Exercise brief: Transcribe the listing word for word.

Task material:

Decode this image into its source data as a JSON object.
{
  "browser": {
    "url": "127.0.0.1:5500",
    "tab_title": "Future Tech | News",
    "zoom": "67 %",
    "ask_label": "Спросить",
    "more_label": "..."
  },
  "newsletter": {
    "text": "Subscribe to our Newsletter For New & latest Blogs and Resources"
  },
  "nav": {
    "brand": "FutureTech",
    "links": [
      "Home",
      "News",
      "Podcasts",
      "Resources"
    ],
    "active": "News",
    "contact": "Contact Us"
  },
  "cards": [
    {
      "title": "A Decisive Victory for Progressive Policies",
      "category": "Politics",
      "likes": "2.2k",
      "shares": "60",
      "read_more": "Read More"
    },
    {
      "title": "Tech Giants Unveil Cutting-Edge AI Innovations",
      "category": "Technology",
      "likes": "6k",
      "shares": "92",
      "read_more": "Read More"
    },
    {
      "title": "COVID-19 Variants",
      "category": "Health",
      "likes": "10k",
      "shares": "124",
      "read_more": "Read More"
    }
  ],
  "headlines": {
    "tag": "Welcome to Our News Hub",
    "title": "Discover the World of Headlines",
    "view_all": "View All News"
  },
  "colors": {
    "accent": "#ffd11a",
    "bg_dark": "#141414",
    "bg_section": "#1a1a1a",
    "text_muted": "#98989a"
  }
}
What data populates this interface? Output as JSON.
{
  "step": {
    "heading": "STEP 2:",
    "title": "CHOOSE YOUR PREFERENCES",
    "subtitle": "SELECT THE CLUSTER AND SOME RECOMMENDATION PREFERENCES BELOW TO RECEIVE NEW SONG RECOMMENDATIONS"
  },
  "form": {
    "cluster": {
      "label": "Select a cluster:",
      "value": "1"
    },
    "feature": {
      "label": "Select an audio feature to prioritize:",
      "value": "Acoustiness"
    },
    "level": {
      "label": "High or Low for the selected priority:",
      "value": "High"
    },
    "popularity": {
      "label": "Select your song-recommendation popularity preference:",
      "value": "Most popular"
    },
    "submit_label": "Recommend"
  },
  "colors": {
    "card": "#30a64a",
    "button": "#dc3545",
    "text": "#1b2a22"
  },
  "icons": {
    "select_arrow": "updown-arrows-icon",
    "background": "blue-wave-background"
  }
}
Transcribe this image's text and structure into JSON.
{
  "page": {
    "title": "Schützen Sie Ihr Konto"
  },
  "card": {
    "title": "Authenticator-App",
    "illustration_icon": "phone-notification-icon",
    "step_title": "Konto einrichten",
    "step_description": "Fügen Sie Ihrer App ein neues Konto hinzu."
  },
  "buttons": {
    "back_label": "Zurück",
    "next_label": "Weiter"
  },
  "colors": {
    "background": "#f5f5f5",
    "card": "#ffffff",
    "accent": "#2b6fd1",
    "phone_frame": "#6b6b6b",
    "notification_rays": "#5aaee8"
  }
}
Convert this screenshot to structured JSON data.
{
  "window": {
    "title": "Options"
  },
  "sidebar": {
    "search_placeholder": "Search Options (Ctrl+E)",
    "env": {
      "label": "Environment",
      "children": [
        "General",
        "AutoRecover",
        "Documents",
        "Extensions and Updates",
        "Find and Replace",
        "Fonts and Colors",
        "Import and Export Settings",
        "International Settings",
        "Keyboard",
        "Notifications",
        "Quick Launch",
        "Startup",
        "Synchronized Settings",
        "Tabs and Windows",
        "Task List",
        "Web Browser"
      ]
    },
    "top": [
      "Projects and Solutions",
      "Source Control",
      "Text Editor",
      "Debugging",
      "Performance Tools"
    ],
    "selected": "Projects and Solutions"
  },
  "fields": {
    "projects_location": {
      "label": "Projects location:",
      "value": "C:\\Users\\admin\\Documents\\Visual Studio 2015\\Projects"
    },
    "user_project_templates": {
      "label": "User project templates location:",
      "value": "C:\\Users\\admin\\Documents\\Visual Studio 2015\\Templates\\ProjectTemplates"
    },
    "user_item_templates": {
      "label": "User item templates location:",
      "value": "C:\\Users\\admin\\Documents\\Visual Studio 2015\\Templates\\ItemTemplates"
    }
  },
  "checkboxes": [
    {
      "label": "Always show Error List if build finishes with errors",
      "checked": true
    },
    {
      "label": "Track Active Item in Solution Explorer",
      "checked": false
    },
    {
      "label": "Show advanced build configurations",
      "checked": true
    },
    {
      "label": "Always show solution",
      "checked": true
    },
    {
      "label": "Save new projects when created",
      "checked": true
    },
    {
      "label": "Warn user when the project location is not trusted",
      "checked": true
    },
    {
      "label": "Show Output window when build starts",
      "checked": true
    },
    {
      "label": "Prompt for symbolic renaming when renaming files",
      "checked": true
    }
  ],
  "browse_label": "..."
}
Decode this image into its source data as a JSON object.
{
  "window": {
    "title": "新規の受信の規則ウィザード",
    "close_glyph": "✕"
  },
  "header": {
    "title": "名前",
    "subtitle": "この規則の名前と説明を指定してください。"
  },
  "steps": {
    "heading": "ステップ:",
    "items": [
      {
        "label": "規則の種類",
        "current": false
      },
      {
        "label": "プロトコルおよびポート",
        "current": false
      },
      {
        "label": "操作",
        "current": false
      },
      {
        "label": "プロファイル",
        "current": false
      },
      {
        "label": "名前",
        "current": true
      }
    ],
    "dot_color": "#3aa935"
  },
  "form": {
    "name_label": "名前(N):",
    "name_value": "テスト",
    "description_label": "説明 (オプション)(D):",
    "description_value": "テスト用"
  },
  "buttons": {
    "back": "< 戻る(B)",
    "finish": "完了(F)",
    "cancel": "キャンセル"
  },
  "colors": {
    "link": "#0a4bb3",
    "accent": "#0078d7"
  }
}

Output below:
Decode this image into its source data as a JSON object.
{
  "browser": {
    "url": "127.0.0.1:5500",
    "tab_title": "Future Tech | News",
    "zoom": "67 %",
    "ask_label": "Спросить",
    "more_label": "..."
  },
  "newsletter": {
    "text": "Subscribe to our Newsletter For New & latest Blogs and Resources"
  },
  "nav": {
    "brand": "FutureTech",
    "links": [
      "Home",
      "News",
      "Podcasts",
      "Resources"
    ],
    "active": "News",
    "contact": "Contact Us"
  },
  "cards": [
    {
      "title": "A Decisive Victory for Progressive Policies",
      "category": "Politics",
      "likes": "2.2k",
      "shares": "60",
      "read_more": "Read More"
    },
    {
      "title": "Tech Giants Unveil Cutting-Edge AI Innovations",
      "category": "Technology",
      "likes": "6k",
      "shares": "92",
      "read_more": "Read More"
    },
    {
      "title": "COVID-19 Variants",
      "category": "Health",
      "likes": "10k",
      "shares": "124",
      "read_more": "Read More"
    }
  ],
  "headlines": {
    "tag": "Welcome to Our News Hub",
    "title": "Discover the World of Headlines",
    "view_all": "View All News"
  },
  "colors": {
    "accent": "#ffd11a",
    "bg_dark": "#141414",
    "bg_section": "#1a1a1a",
    "text_muted": "#98989a"
  }
}
What data populates this interface? Output as JSON.
{
  "step": {
    "heading": "STEP 2:",
    "title": "CHOOSE YOUR PREFERENCES",
    "subtitle": "SELECT THE CLUSTER AND SOME RECOMMENDATION PREFERENCES BELOW TO RECEIVE NEW SONG RECOMMENDATIONS"
  },
  "form": {
    "cluster": {
      "label": "Select a cluster:",
      "value": "1"
    },
    "feature": {
      "label": "Select an audio feature to prioritize:",
      "value": "Acoustiness"
    },
    "level": {
      "label": "High or Low for the selected priority:",
      "value": "High"
    },
    "popularity": {
      "label": "Select your song-recommendation popularity preference:",
      "value": "Most popular"
    },
    "submit_label": "Recommend"
  },
  "colors": {
    "card": "#30a64a",
    "button": "#dc3545",
    "text": "#1b2a22"
  },
  "icons": {
    "select_arrow": "updown-arrows-icon",
    "background": "blue-wave-background"
  }
}
Transcribe this image's text and structure into JSON.
{
  "page": {
    "title": "Schützen Sie Ihr Konto"
  },
  "card": {
    "title": "Authenticator-App",
    "illustration_icon": "phone-notification-icon",
    "step_title": "Konto einrichten",
    "step_description": "Fügen Sie Ihrer App ein neues Konto hinzu."
  },
  "buttons": {
    "back_label": "Zurück",
    "next_label": "Weiter"
  },
  "colors": {
    "background": "#f5f5f5",
    "card": "#ffffff",
    "accent": "#2b6fd1",
    "phone_frame": "#6b6b6b",
    "notification_rays": "#5aaee8"
  }
}
Convert this screenshot to structured JSON data.
{
  "window": {
    "title": "Options"
  },
  "sidebar": {
    "search_placeholder": "Search Options (Ctrl+E)",
    "env": {
      "label": "Environment",
      "children": [
        "General",
        "AutoRecover",
        "Documents",
        "Extensions and Updates",
        "Find and Replace",
        "Fonts and Colors",
        "Import and Export Settings",
        "International Settings",
        "Keyboard",
        "Notifications",
        "Quick Launch",
        "Startup",
        "Synchronized Settings",
        "Tabs and Windows",
        "Task List",
        "Web Browser"
      ]
    },
    "top": [
      "Projects and Solutions",
      "Source Control",
      "Text Editor",
      "Debugging",
      "Performance Tools"
    ],
    "selected": "Projects and Solutions"
  },
  "fields": {
    "projects_location": {
      "label": "Projects location:",
      "value": "C:\\Users\\admin\\Documents\\Visual Studio 2015\\Projects"
    },
    "user_project_templates": {
      "label": "User project templates location:",
      "value": "C:\\Users\\admin\\Documents\\Visual Studio 2015\\Templates\\ProjectTemplates"
    },
    "user_item_templates": {
      "label": "User item templates location:",
      "value": "C:\\Users\\admin\\Documents\\Visual Studio 2015\\Templates\\ItemTemplates"
    }
  },
  "checkboxes": [
    {
      "label": "Always show Error List if build finishes with errors",
      "checked": true
    },
    {
      "label": "Track Active Item in Solution Explorer",
      "checked": false
    },
    {
      "label": "Show advanced build configurations",
      "checked": true
    },
    {
      "label": "Always show solution",
      "checked": true
    },
    {
      "label": "Save new projects when created",
      "checked": true
    },
    {
      "label": "Warn user when the project location is not trusted",
      "checked": true
    },
    {
      "label": "Show Output window when build starts",
      "checked": true
    },
    {
      "label": "Prompt for symbolic renaming when renaming files",
      "checked": true
    }
  ],
  "browse_label": "..."
}
Decode this image into its source data as a JSON object.
{
  "window": {
    "title": "新規の受信の規則ウィザード",
    "close_glyph": "✕"
  },
  "header": {
    "title": "名前",
    "subtitle": "この規則の名前と説明を指定してください。"
  },
  "steps": {
    "heading": "ステップ:",
    "items": [
      {
        "label": "規則の種類",
        "current": false
      },
      {
        "label": "プロトコルおよびポート",
        "current": false
      },
      {
        "label": "操作",
        "current": false
      },
      {
        "label": "プロファイル",
        "current": false
      },
      {
        "label": "名前",
        "current": true
      }
    ],
    "dot_color": "#3aa935"
  },
  "form": {
    "name_label": "名前(N):",
    "name_value": "テスト",
    "description_label": "説明 (オプション)(D):",
    "description_value": "テスト用"
  },
  "buttons": {
    "back": "< 戻る(B)",
    "finish": "完了(F)",
    "cancel": "キャンセル"
  },
  "colors": {
    "link": "#0a4bb3",
    "accent": "#0078d7"
  }
}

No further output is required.